◆ GOAL OF THE EXERCISE
Find all the lines with "text" and gather them.

** BEGIN DATA ENTRIES **

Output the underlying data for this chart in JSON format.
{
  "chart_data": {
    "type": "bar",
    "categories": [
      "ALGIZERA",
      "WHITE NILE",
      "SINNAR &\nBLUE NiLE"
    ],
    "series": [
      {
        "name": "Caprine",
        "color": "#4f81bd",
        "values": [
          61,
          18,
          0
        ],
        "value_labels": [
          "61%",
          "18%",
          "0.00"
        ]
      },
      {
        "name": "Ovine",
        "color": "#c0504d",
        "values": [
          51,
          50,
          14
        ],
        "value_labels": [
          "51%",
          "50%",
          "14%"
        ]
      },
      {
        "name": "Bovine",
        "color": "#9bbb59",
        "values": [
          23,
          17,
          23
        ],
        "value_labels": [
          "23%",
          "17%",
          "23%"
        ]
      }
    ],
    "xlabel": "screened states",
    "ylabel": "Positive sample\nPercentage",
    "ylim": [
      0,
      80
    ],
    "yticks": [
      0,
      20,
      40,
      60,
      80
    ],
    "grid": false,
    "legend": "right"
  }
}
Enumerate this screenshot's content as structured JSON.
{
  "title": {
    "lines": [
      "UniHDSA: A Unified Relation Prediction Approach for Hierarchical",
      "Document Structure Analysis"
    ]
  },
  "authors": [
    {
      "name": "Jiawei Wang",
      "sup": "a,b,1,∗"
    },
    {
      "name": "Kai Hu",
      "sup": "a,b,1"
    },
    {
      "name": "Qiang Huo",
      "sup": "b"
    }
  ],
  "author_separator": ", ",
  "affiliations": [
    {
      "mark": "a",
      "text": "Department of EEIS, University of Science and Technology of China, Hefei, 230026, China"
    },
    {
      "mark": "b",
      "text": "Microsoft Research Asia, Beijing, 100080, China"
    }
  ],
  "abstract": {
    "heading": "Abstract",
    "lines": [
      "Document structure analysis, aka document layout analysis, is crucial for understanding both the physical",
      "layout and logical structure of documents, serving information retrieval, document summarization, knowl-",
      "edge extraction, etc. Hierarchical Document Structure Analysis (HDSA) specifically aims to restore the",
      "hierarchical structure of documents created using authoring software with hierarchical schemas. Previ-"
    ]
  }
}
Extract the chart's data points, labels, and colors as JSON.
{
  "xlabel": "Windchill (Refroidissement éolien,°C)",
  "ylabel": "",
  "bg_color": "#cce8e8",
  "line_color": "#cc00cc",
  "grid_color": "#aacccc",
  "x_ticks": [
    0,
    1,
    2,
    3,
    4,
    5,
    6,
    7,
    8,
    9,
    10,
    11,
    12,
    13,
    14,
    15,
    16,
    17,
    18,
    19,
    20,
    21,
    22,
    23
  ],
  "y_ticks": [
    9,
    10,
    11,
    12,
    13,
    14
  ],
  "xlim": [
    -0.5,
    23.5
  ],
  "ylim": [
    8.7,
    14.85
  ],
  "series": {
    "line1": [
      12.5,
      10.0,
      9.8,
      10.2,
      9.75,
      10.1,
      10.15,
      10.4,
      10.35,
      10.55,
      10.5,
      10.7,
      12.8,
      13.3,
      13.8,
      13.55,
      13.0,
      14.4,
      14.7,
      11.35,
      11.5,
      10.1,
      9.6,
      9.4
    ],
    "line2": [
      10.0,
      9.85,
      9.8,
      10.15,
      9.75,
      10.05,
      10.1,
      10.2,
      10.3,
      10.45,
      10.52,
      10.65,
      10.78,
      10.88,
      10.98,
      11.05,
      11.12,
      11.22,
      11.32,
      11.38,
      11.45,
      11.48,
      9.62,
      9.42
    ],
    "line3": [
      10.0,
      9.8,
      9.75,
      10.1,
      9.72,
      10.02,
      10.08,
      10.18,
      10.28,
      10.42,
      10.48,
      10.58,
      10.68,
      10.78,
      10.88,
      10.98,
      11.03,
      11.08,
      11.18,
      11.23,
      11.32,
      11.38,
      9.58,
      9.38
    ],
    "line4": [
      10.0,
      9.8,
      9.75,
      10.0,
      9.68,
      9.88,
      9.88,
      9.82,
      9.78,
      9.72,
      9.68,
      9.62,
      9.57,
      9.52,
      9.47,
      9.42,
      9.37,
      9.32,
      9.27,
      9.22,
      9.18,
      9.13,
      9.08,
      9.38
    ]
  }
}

** END DATA ENTRIES **

◆ EXERCISE OUTPUT
      "text": "Department of EEIS, University of Science and Technology of China, Hefei, 230026, China"
      "text": "Microsoft Research Asia, Beijing, 100080, China"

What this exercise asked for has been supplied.